MATERIAL FOR THE TASK |
— Begin —

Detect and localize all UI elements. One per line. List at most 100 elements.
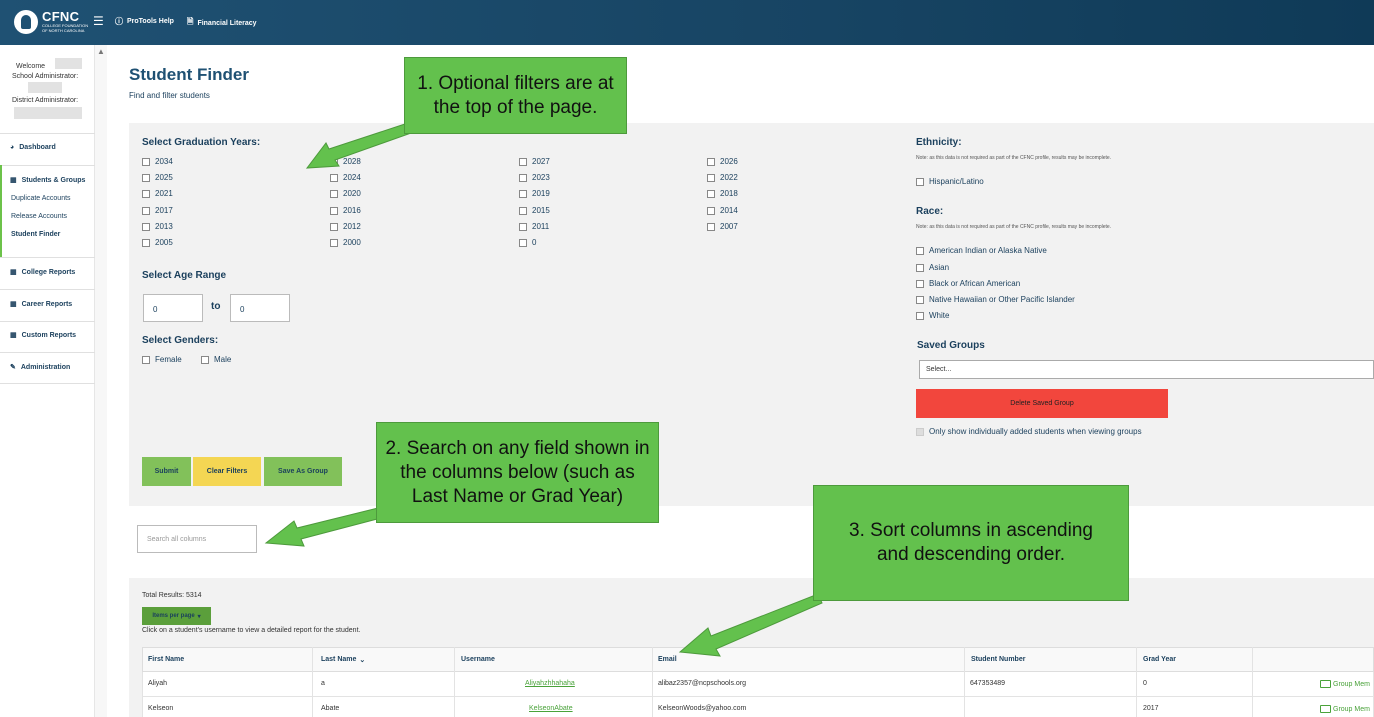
sidebar-item-students-groups[interactable]: ▦ Students & Groups bbox=[10, 176, 85, 185]
checkbox[interactable] bbox=[519, 222, 527, 231]
column-header-grad-year[interactable]: Grad Year bbox=[1143, 656, 1176, 663]
grad-year-checkbox[interactable]: 2019 bbox=[519, 189, 550, 198]
checkbox[interactable] bbox=[707, 157, 715, 166]
checkbox[interactable] bbox=[330, 173, 338, 182]
callout-text: 2. Search on any field shown in the colu… bbox=[385, 437, 650, 507]
items-per-page-button[interactable]: Items per page ▾ bbox=[142, 607, 211, 625]
race-checkbox[interactable]: American Indian or Alaska Native bbox=[916, 246, 1047, 255]
checkbox[interactable] bbox=[707, 173, 715, 182]
delete-saved-group-button[interactable]: Delete Saved Group bbox=[916, 389, 1168, 418]
grad-year-checkbox[interactable]: 2005 bbox=[142, 238, 173, 247]
checkbox[interactable] bbox=[330, 238, 338, 247]
scroll-up-arrow-icon[interactable]: ▲ bbox=[97, 47, 105, 56]
gender-male-checkbox[interactable]: Male bbox=[201, 355, 231, 364]
checkbox[interactable] bbox=[916, 263, 924, 272]
column-header-last-name[interactable]: Last Name ⌄ bbox=[321, 656, 365, 664]
sidebar-item-dashboard[interactable]: ◕ Dashboard bbox=[10, 144, 56, 151]
checkbox[interactable] bbox=[142, 222, 150, 231]
age-to-input[interactable]: 0 bbox=[230, 294, 290, 322]
grad-year-checkbox[interactable]: 2028 bbox=[330, 157, 361, 166]
grad-year-checkbox[interactable]: 2024 bbox=[330, 173, 361, 182]
sidebar-item-release-accounts[interactable]: Release Accounts bbox=[11, 213, 67, 220]
grad-year-checkbox[interactable]: 2026 bbox=[707, 157, 738, 166]
submit-button[interactable]: Submit bbox=[142, 457, 191, 486]
cfnc-logo[interactable]: CFNC COLLEGE FOUNDATION OF NORTH CAROLIN… bbox=[12, 8, 92, 36]
checkbox[interactable] bbox=[916, 177, 924, 186]
checkbox[interactable] bbox=[707, 189, 715, 198]
checkbox[interactable] bbox=[916, 311, 924, 320]
username-link[interactable]: KelseonAbate bbox=[529, 705, 573, 712]
checkbox[interactable] bbox=[201, 355, 209, 364]
checkbox[interactable] bbox=[330, 157, 338, 166]
protools-help-link[interactable]: ⓘ ProTools Help bbox=[115, 16, 174, 27]
group-membership-button[interactable]: Group Mem bbox=[1320, 680, 1370, 688]
grad-year-checkbox[interactable]: 2022 bbox=[707, 173, 738, 182]
sidebar-item-duplicate-accounts[interactable]: Duplicate Accounts bbox=[11, 195, 71, 202]
checkbox-label: 2015 bbox=[532, 206, 550, 215]
column-header-first-name[interactable]: First Name bbox=[148, 656, 184, 663]
race-checkbox[interactable]: Native Hawaiian or Other Pacific Islande… bbox=[916, 295, 1075, 304]
column-header-username[interactable]: Username bbox=[461, 656, 495, 663]
age-from-input[interactable]: 0 bbox=[143, 294, 203, 322]
gender-female-checkbox[interactable]: Female bbox=[142, 355, 182, 364]
checkbox[interactable] bbox=[142, 355, 150, 364]
checkbox[interactable] bbox=[707, 206, 715, 215]
race-checkbox[interactable]: Black or African American bbox=[916, 279, 1020, 288]
checkbox[interactable] bbox=[916, 246, 924, 255]
grad-year-checkbox[interactable]: 2034 bbox=[142, 157, 173, 166]
checkbox[interactable] bbox=[519, 206, 527, 215]
grad-year-checkbox[interactable]: 2011 bbox=[519, 222, 549, 231]
checkbox[interactable] bbox=[707, 222, 715, 231]
sidebar-scrollbar[interactable] bbox=[95, 45, 107, 717]
sidebar-item-custom-reports[interactable]: ▦ Custom Reports bbox=[10, 331, 76, 340]
checkbox[interactable] bbox=[330, 206, 338, 215]
grad-year-checkbox[interactable]: 2007 bbox=[707, 222, 738, 231]
saved-groups-select[interactable]: Select... bbox=[919, 360, 1374, 379]
checkbox[interactable] bbox=[142, 173, 150, 182]
username-link[interactable]: Aliyahzhhahaha bbox=[525, 680, 575, 687]
only-individual-checkbox[interactable]: Only show individually added students wh… bbox=[916, 427, 1142, 436]
column-header-student-number[interactable]: Student Number bbox=[971, 656, 1025, 663]
grad-year-checkbox[interactable]: 2012 bbox=[330, 222, 361, 231]
checkbox[interactable] bbox=[916, 279, 924, 288]
clear-filters-button[interactable]: Clear Filters bbox=[193, 457, 261, 486]
checkbox[interactable] bbox=[519, 157, 527, 166]
grad-year-checkbox[interactable]: 2014 bbox=[707, 206, 738, 215]
save-as-group-button[interactable]: Save As Group bbox=[264, 457, 342, 486]
grad-year-checkbox[interactable]: 2021 bbox=[142, 189, 173, 198]
checkbox[interactable] bbox=[142, 189, 150, 198]
sidebar-item-career-reports[interactable]: ▦ Career Reports bbox=[10, 300, 72, 309]
grad-year-checkbox[interactable]: 2025 bbox=[142, 173, 173, 182]
column-header-email[interactable]: Email bbox=[658, 656, 677, 663]
grad-year-checkbox[interactable]: 2027 bbox=[519, 157, 550, 166]
grad-year-checkbox[interactable]: 2018 bbox=[707, 189, 738, 198]
financial-literacy-link[interactable]: 🗎 Financial Literacy bbox=[187, 16, 257, 30]
sidebar-item-college-reports[interactable]: ▦ College Reports bbox=[10, 268, 75, 277]
grad-year-checkbox[interactable]: 2020 bbox=[330, 189, 361, 198]
grad-year-checkbox[interactable]: 2013 bbox=[142, 222, 173, 231]
race-checkbox[interactable]: White bbox=[916, 311, 949, 320]
grad-year-checkbox[interactable]: 2016 bbox=[330, 206, 361, 215]
search-input[interactable]: Search all columns bbox=[137, 525, 257, 553]
grad-year-checkbox[interactable]: 2017 bbox=[142, 206, 173, 215]
checkbox[interactable] bbox=[519, 173, 527, 182]
race-checkbox[interactable]: Asian bbox=[916, 263, 949, 272]
checkbox[interactable] bbox=[916, 427, 924, 436]
checkbox[interactable] bbox=[519, 189, 527, 198]
sidebar-item-student-finder[interactable]: Student Finder bbox=[11, 231, 60, 238]
checkbox[interactable] bbox=[330, 222, 338, 231]
grad-year-checkbox[interactable]: 2023 bbox=[519, 173, 550, 182]
checkbox[interactable] bbox=[330, 189, 338, 198]
sidebar-item-administration[interactable]: ✎ Administration bbox=[10, 363, 70, 372]
ethnicity-hispanic-checkbox[interactable]: Hispanic/Latino bbox=[916, 177, 984, 186]
group-membership-button[interactable]: Group Mem bbox=[1320, 705, 1370, 713]
checkbox[interactable] bbox=[142, 157, 150, 166]
checkbox[interactable] bbox=[142, 206, 150, 215]
grad-year-checkbox[interactable]: 2015 bbox=[519, 206, 550, 215]
checkbox[interactable] bbox=[916, 295, 924, 304]
hamburger-menu-icon[interactable]: ☰ bbox=[93, 14, 104, 28]
checkbox[interactable] bbox=[142, 238, 150, 247]
grad-year-checkbox[interactable]: 0 bbox=[519, 238, 536, 247]
grad-year-checkbox[interactable]: 2000 bbox=[330, 238, 361, 247]
checkbox[interactable] bbox=[519, 238, 527, 247]
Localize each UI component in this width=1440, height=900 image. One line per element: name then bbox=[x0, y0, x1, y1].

— End —

GOAL | Rewrite the listing above with every "grad-year-checkbox" replaced by "graduation-year-checkbox", keeping everything else the same. Omit the pictures.

EXERCISE OUTPUT |
Detect and localize all UI elements. One per line. List at most 100 elements.
sidebar-item-students-groups[interactable]: ▦ Students & Groups bbox=[10, 176, 85, 185]
checkbox[interactable] bbox=[519, 222, 527, 231]
column-header-grad-year[interactable]: Grad Year bbox=[1143, 656, 1176, 663]
graduation-year-checkbox[interactable]: 2019 bbox=[519, 189, 550, 198]
checkbox[interactable] bbox=[707, 157, 715, 166]
checkbox[interactable] bbox=[330, 173, 338, 182]
callout-text: 2. Search on any field shown in the colu… bbox=[385, 437, 650, 507]
items-per-page-button[interactable]: Items per page ▾ bbox=[142, 607, 211, 625]
race-checkbox[interactable]: American Indian or Alaska Native bbox=[916, 246, 1047, 255]
checkbox[interactable] bbox=[707, 173, 715, 182]
delete-saved-group-button[interactable]: Delete Saved Group bbox=[916, 389, 1168, 418]
graduation-year-checkbox[interactable]: 2005 bbox=[142, 238, 173, 247]
checkbox[interactable] bbox=[330, 238, 338, 247]
scroll-up-arrow-icon[interactable]: ▲ bbox=[97, 47, 105, 56]
gender-male-checkbox[interactable]: Male bbox=[201, 355, 231, 364]
checkbox[interactable] bbox=[916, 263, 924, 272]
column-header-last-name[interactable]: Last Name ⌄ bbox=[321, 656, 365, 664]
sidebar-item-dashboard[interactable]: ◕ Dashboard bbox=[10, 144, 56, 151]
checkbox[interactable] bbox=[142, 222, 150, 231]
age-to-input[interactable]: 0 bbox=[230, 294, 290, 322]
graduation-year-checkbox[interactable]: 2028 bbox=[330, 157, 361, 166]
graduation-year-checkbox[interactable]: 2024 bbox=[330, 173, 361, 182]
sidebar-item-release-accounts[interactable]: Release Accounts bbox=[11, 213, 67, 220]
graduation-year-checkbox[interactable]: 2026 bbox=[707, 157, 738, 166]
submit-button[interactable]: Submit bbox=[142, 457, 191, 486]
cfnc-logo[interactable]: CFNC COLLEGE FOUNDATION OF NORTH CAROLIN… bbox=[12, 8, 92, 36]
checkbox[interactable] bbox=[916, 177, 924, 186]
checkbox[interactable] bbox=[707, 189, 715, 198]
checkbox[interactable] bbox=[916, 311, 924, 320]
username-link[interactable]: KelseonAbate bbox=[529, 705, 573, 712]
checkbox[interactable] bbox=[201, 355, 209, 364]
checkbox[interactable] bbox=[330, 157, 338, 166]
protools-help-link[interactable]: ⓘ ProTools Help bbox=[115, 16, 174, 27]
group-membership-button[interactable]: Group Mem bbox=[1320, 680, 1370, 688]
graduation-year-checkbox[interactable]: 2022 bbox=[707, 173, 738, 182]
sidebar-item-duplicate-accounts[interactable]: Duplicate Accounts bbox=[11, 195, 71, 202]
checkbox-label: 2015 bbox=[532, 206, 550, 215]
column-header-first-name[interactable]: First Name bbox=[148, 656, 184, 663]
race-checkbox[interactable]: Native Hawaiian or Other Pacific Islande… bbox=[916, 295, 1075, 304]
column-header-username[interactable]: Username bbox=[461, 656, 495, 663]
age-from-input[interactable]: 0 bbox=[143, 294, 203, 322]
gender-female-checkbox[interactable]: Female bbox=[142, 355, 182, 364]
checkbox[interactable] bbox=[142, 355, 150, 364]
checkbox[interactable] bbox=[707, 206, 715, 215]
race-checkbox[interactable]: Black or African American bbox=[916, 279, 1020, 288]
checkbox[interactable] bbox=[916, 246, 924, 255]
graduation-year-checkbox[interactable]: 2034 bbox=[142, 157, 173, 166]
checkbox[interactable] bbox=[519, 206, 527, 215]
graduation-year-checkbox[interactable]: 2011 bbox=[519, 222, 549, 231]
checkbox[interactable] bbox=[707, 222, 715, 231]
sidebar-scrollbar[interactable] bbox=[95, 45, 107, 717]
sidebar-item-custom-reports[interactable]: ▦ Custom Reports bbox=[10, 331, 76, 340]
checkbox[interactable] bbox=[330, 206, 338, 215]
graduation-year-checkbox[interactable]: 2007 bbox=[707, 222, 738, 231]
saved-groups-select[interactable]: Select... bbox=[919, 360, 1374, 379]
checkbox[interactable] bbox=[142, 173, 150, 182]
username-link[interactable]: Aliyahzhhahaha bbox=[525, 680, 575, 687]
only-individual-checkbox[interactable]: Only show individually added students wh… bbox=[916, 427, 1142, 436]
column-header-student-number[interactable]: Student Number bbox=[971, 656, 1025, 663]
graduation-year-checkbox[interactable]: 2012 bbox=[330, 222, 361, 231]
checkbox[interactable] bbox=[916, 279, 924, 288]
clear-filters-button[interactable]: Clear Filters bbox=[193, 457, 261, 486]
checkbox[interactable] bbox=[519, 157, 527, 166]
graduation-year-checkbox[interactable]: 2014 bbox=[707, 206, 738, 215]
save-as-group-button[interactable]: Save As Group bbox=[264, 457, 342, 486]
graduation-year-checkbox[interactable]: 2021 bbox=[142, 189, 173, 198]
checkbox[interactable] bbox=[142, 189, 150, 198]
sidebar-item-career-reports[interactable]: ▦ Career Reports bbox=[10, 300, 72, 309]
graduation-year-checkbox[interactable]: 2025 bbox=[142, 173, 173, 182]
column-header-email[interactable]: Email bbox=[658, 656, 677, 663]
graduation-year-checkbox[interactable]: 2027 bbox=[519, 157, 550, 166]
graduation-year-checkbox[interactable]: 2018 bbox=[707, 189, 738, 198]
financial-literacy-link[interactable]: 🗎 Financial Literacy bbox=[187, 16, 257, 30]
sidebar-item-college-reports[interactable]: ▦ College Reports bbox=[10, 268, 75, 277]
graduation-year-checkbox[interactable]: 2020 bbox=[330, 189, 361, 198]
graduation-year-checkbox[interactable]: 2013 bbox=[142, 222, 173, 231]
race-checkbox[interactable]: White bbox=[916, 311, 949, 320]
graduation-year-checkbox[interactable]: 2016 bbox=[330, 206, 361, 215]
search-input[interactable]: Search all columns bbox=[137, 525, 257, 553]
graduation-year-checkbox[interactable]: 2017 bbox=[142, 206, 173, 215]
checkbox[interactable] bbox=[519, 173, 527, 182]
race-checkbox[interactable]: Asian bbox=[916, 263, 949, 272]
checkbox[interactable] bbox=[916, 427, 924, 436]
checkbox[interactable] bbox=[519, 189, 527, 198]
sidebar-item-student-finder[interactable]: Student Finder bbox=[11, 231, 60, 238]
checkbox[interactable] bbox=[330, 222, 338, 231]
graduation-year-checkbox[interactable]: 2023 bbox=[519, 173, 550, 182]
checkbox[interactable] bbox=[330, 189, 338, 198]
sidebar-item-administration[interactable]: ✎ Administration bbox=[10, 363, 70, 372]
ethnicity-hispanic-checkbox[interactable]: Hispanic/Latino bbox=[916, 177, 984, 186]
group-membership-button[interactable]: Group Mem bbox=[1320, 705, 1370, 713]
checkbox[interactable] bbox=[142, 157, 150, 166]
checkbox[interactable] bbox=[142, 206, 150, 215]
graduation-year-checkbox[interactable]: 2015 bbox=[519, 206, 550, 215]
checkbox[interactable] bbox=[916, 295, 924, 304]
hamburger-menu-icon[interactable]: ☰ bbox=[93, 14, 104, 28]
checkbox[interactable] bbox=[142, 238, 150, 247]
graduation-year-checkbox[interactable]: 0 bbox=[519, 238, 536, 247]
graduation-year-checkbox[interactable]: 2000 bbox=[330, 238, 361, 247]
checkbox[interactable] bbox=[519, 238, 527, 247]
Localize each UI component in this width=1440, height=900 image. One line per element: name then bbox=[x0, y0, x1, y1].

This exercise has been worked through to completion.